Exercise input:

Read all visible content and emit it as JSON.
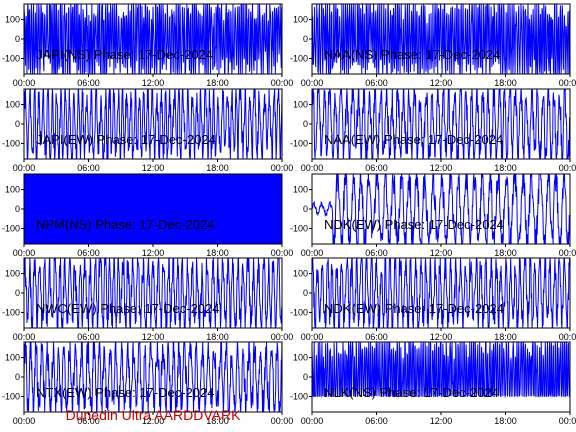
{
  "footer": {
    "text": "Dunedin Ultra AARDDVARK",
    "color": "#cc0000"
  },
  "style": {
    "trace_color": "#0000ff",
    "axis_color": "#000000",
    "background": "#ffffff"
  },
  "chart_data": [
    {
      "type": "line",
      "title": "JAPI(NS) Phase: 17-Dec-2024",
      "x_ticks": [
        "00:00",
        "06:00",
        "12:00",
        "18:00",
        "00:00"
      ],
      "y_ticks": [
        "100",
        "0",
        "-100"
      ],
      "ylim": [
        -180,
        180
      ],
      "xlim_hours": [
        0,
        24
      ],
      "series": [
        {
          "values_summary": "dense noisy phase trace spanning about -180 to 180 deg for the whole day"
        }
      ]
    },
    {
      "type": "line",
      "title": "NAA(NS) Phase: 17-Dec-2024",
      "x_ticks": [
        "00:00",
        "06:00",
        "12:00",
        "18:00",
        "00:00"
      ],
      "y_ticks": [
        "100",
        "0",
        "-100"
      ],
      "ylim": [
        -180,
        180
      ],
      "xlim_hours": [
        0,
        24
      ],
      "series": [
        {
          "values_summary": "dense noisy phase trace spanning about -180 to 180 deg for the whole day"
        }
      ]
    },
    {
      "type": "line",
      "title": "JAPI(EW) Phase: 17-Dec-2024",
      "x_ticks": [
        "00:00",
        "06:00",
        "12:00",
        "18:00",
        "00:00"
      ],
      "y_ticks": [
        "100",
        "0",
        "-100"
      ],
      "ylim": [
        -180,
        180
      ],
      "xlim_hours": [
        0,
        24
      ],
      "series": [
        {
          "values_summary": "oscillating phase trace between about -180 and 180 deg"
        }
      ]
    },
    {
      "type": "line",
      "title": "NAA(EW) Phase: 17-Dec-2024",
      "x_ticks": [
        "00:00",
        "06:00",
        "12:00",
        "18:00",
        "00:00"
      ],
      "y_ticks": [
        "100",
        "0",
        "-100"
      ],
      "ylim": [
        -180,
        180
      ],
      "xlim_hours": [
        0,
        24
      ],
      "series": [
        {
          "values_summary": "oscillating phase trace between about -180 and 180 deg"
        }
      ]
    },
    {
      "type": "line",
      "title": "NPM(NS) Phase: 17-Dec-2024",
      "x_ticks": [
        "00:00",
        "06:00",
        "12:00",
        "18:00",
        "00:00"
      ],
      "y_ticks": [
        "100",
        "0",
        "-100"
      ],
      "ylim": [
        -180,
        180
      ],
      "xlim_hours": [
        0,
        24
      ],
      "series": [
        {
          "values_summary": "near-solid fill from -180 to 180 deg (very rapid wrapping)"
        }
      ]
    },
    {
      "type": "line",
      "title": "NDK(EW) Phase: 17-Dec-2024",
      "x_ticks": [
        "00:00",
        "06:00",
        "12:00",
        "18:00",
        "00:00"
      ],
      "y_ticks": [
        "100",
        "0",
        "-100"
      ],
      "ylim": [
        -180,
        180
      ],
      "xlim_hours": [
        0,
        24
      ],
      "series": [
        {
          "values_summary": "slow wrapping sawtooth-like trace with quieter start"
        }
      ]
    },
    {
      "type": "line",
      "title": "NWC(EW) Phase: 17-Dec-2024",
      "x_ticks": [
        "00:00",
        "06:00",
        "12:00",
        "18:00",
        "00:00"
      ],
      "y_ticks": [
        "100",
        "0",
        "-100"
      ],
      "ylim": [
        -180,
        180
      ],
      "xlim_hours": [
        0,
        24
      ],
      "series": [
        {
          "values_summary": "oscillating phase trace between about -180 and 180 deg"
        }
      ]
    },
    {
      "type": "line",
      "title": "NDK(EW) Phase: 17-Dec-2024",
      "x_ticks": [
        "00:00",
        "06:00",
        "12:00",
        "18:00",
        "00:00"
      ],
      "y_ticks": [
        "100",
        "0",
        "-100"
      ],
      "ylim": [
        -180,
        180
      ],
      "xlim_hours": [
        0,
        24
      ],
      "series": [
        {
          "values_summary": "oscillating phase trace between about -180 and 180 deg"
        }
      ]
    },
    {
      "type": "line",
      "title": "NTX(EW) Phase: 17-Dec-2024",
      "x_ticks": [
        "00:00",
        "06:00",
        "12:00",
        "18:00",
        "00:00"
      ],
      "y_ticks": [
        "100",
        "0",
        "-100"
      ],
      "ylim": [
        -180,
        180
      ],
      "xlim_hours": [
        0,
        24
      ],
      "series": [
        {
          "values_summary": "oscillating phase trace between about -180 and 180 deg"
        }
      ]
    },
    {
      "type": "line",
      "title": "NLK(NS) Phase: 17-Dec-2024",
      "x_ticks": [
        "00:00",
        "06:00",
        "12:00",
        "18:00",
        "00:00"
      ],
      "y_ticks": [
        "100",
        "0",
        "-100"
      ],
      "ylim": [
        -180,
        180
      ],
      "xlim_hours": [
        0,
        24
      ],
      "series": [
        {
          "values_summary": "dense trace, mostly between about -100 and 180 deg"
        }
      ]
    }
  ]
}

What the exercise asks:
Write out every line above exactly as it is, leaving out the pictures.

Correct output:
Read all visible content and emit it as JSON.
{
  "footer": {
    "text": "Dunedin Ultra AARDDVARK",
    "color": "#cc0000"
  },
  "style": {
    "trace_color": "#0000ff",
    "axis_color": "#000000",
    "background": "#ffffff"
  },
  "chart_data": [
    {
      "type": "line",
      "title": "JAPI(NS) Phase: 17-Dec-2024",
      "x_ticks": [
        "00:00",
        "06:00",
        "12:00",
        "18:00",
        "00:00"
      ],
      "y_ticks": [
        "100",
        "0",
        "-100"
      ],
      "ylim": [
        -180,
        180
      ],
      "xlim_hours": [
        0,
        24
      ],
      "series": [
        {
          "values_summary": "dense noisy phase trace spanning about -180 to 180 deg for the whole day"
        }
      ]
    },
    {
      "type": "line",
      "title": "NAA(NS) Phase: 17-Dec-2024",
      "x_ticks": [
        "00:00",
        "06:00",
        "12:00",
        "18:00",
        "00:00"
      ],
      "y_ticks": [
        "100",
        "0",
        "-100"
      ],
      "ylim": [
        -180,
        180
      ],
      "xlim_hours": [
        0,
        24
      ],
      "series": [
        {
          "values_summary": "dense noisy phase trace spanning about -180 to 180 deg for the whole day"
        }
      ]
    },
    {
      "type": "line",
      "title": "JAPI(EW) Phase: 17-Dec-2024",
      "x_ticks": [
        "00:00",
        "06:00",
        "12:00",
        "18:00",
        "00:00"
      ],
      "y_ticks": [
        "100",
        "0",
        "-100"
      ],
      "ylim": [
        -180,
        180
      ],
      "xlim_hours": [
        0,
        24
      ],
      "series": [
        {
          "values_summary": "oscillating phase trace between about -180 and 180 deg"
        }
      ]
    },
    {
      "type": "line",
      "title": "NAA(EW) Phase: 17-Dec-2024",
      "x_ticks": [
        "00:00",
        "06:00",
        "12:00",
        "18:00",
        "00:00"
      ],
      "y_ticks": [
        "100",
        "0",
        "-100"
      ],
      "ylim": [
        -180,
        180
      ],
      "xlim_hours": [
        0,
        24
      ],
      "series": [
        {
          "values_summary": "oscillating phase trace between about -180 and 180 deg"
        }
      ]
    },
    {
      "type": "line",
      "title": "NPM(NS) Phase: 17-Dec-2024",
      "x_ticks": [
        "00:00",
        "06:00",
        "12:00",
        "18:00",
        "00:00"
      ],
      "y_ticks": [
        "100",
        "0",
        "-100"
      ],
      "ylim": [
        -180,
        180
      ],
      "xlim_hours": [
        0,
        24
      ],
      "series": [
        {
          "values_summary": "near-solid fill from -180 to 180 deg (very rapid wrapping)"
        }
      ]
    },
    {
      "type": "line",
      "title": "NDK(EW) Phase: 17-Dec-2024",
      "x_ticks": [
        "00:00",
        "06:00",
        "12:00",
        "18:00",
        "00:00"
      ],
      "y_ticks": [
        "100",
        "0",
        "-100"
      ],
      "ylim": [
        -180,
        180
      ],
      "xlim_hours": [
        0,
        24
      ],
      "series": [
        {
          "values_summary": "slow wrapping sawtooth-like trace with quieter start"
        }
      ]
    },
    {
      "type": "line",
      "title": "NWC(EW) Phase: 17-Dec-2024",
      "x_ticks": [
        "00:00",
        "06:00",
        "12:00",
        "18:00",
        "00:00"
      ],
      "y_ticks": [
        "100",
        "0",
        "-100"
      ],
      "ylim": [
        -180,
        180
      ],
      "xlim_hours": [
        0,
        24
      ],
      "series": [
        {
          "values_summary": "oscillating phase trace between about -180 and 180 deg"
        }
      ]
    },
    {
      "type": "line",
      "title": "NDK(EW) Phase: 17-Dec-2024",
      "x_ticks": [
        "00:00",
        "06:00",
        "12:00",
        "18:00",
        "00:00"
      ],
      "y_ticks": [
        "100",
        "0",
        "-100"
      ],
      "ylim": [
        -180,
        180
      ],
      "xlim_hours": [
        0,
        24
      ],
      "series": [
        {
          "values_summary": "oscillating phase trace between about -180 and 180 deg"
        }
      ]
    },
    {
      "type": "line",
      "title": "NTX(EW) Phase: 17-Dec-2024",
      "x_ticks": [
        "00:00",
        "06:00",
        "12:00",
        "18:00",
        "00:00"
      ],
      "y_ticks": [
        "100",
        "0",
        "-100"
      ],
      "ylim": [
        -180,
        180
      ],
      "xlim_hours": [
        0,
        24
      ],
      "series": [
        {
          "values_summary": "oscillating phase trace between about -180 and 180 deg"
        }
      ]
    },
    {
      "type": "line",
      "title": "NLK(NS) Phase: 17-Dec-2024",
      "x_ticks": [
        "00:00",
        "06:00",
        "12:00",
        "18:00",
        "00:00"
      ],
      "y_ticks": [
        "100",
        "0",
        "-100"
      ],
      "ylim": [
        -180,
        180
      ],
      "xlim_hours": [
        0,
        24
      ],
      "series": [
        {
          "values_summary": "dense trace, mostly between about -100 and 180 deg"
        }
      ]
    }
  ]
}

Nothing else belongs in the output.